▶ _TASK PROMPT_
Tally the lines that include "famiglia". Output the number only.

(Saved entries)
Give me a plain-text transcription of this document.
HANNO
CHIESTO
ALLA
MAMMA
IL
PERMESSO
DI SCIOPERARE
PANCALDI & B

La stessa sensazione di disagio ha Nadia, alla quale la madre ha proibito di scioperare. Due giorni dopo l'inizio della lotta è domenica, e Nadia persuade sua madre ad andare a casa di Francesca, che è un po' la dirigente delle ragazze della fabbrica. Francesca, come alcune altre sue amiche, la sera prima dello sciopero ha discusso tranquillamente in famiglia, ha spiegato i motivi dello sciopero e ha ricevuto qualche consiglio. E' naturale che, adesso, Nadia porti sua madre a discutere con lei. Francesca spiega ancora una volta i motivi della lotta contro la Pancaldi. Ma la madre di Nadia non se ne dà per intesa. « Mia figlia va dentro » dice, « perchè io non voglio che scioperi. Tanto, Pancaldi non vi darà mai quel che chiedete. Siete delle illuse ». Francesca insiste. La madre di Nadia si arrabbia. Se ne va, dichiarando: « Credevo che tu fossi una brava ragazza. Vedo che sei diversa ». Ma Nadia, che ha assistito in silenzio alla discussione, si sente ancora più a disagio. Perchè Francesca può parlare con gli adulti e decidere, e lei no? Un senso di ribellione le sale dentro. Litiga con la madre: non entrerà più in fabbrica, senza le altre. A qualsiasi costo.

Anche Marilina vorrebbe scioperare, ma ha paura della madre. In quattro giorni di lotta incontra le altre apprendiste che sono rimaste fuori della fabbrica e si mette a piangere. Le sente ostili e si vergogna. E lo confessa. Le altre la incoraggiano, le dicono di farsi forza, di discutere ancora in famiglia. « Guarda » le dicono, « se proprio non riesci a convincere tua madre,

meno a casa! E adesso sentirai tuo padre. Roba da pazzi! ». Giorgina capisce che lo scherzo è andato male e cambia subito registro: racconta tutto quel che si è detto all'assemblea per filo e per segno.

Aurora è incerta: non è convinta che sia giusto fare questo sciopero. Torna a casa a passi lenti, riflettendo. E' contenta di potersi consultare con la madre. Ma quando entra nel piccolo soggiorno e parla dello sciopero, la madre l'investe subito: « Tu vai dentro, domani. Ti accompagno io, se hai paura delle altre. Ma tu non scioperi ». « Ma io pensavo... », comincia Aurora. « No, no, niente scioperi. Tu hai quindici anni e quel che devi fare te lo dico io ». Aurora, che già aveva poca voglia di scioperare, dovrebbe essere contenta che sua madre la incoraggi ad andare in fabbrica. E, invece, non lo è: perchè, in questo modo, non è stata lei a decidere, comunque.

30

▶ _EXERCISE RESPONSE_
2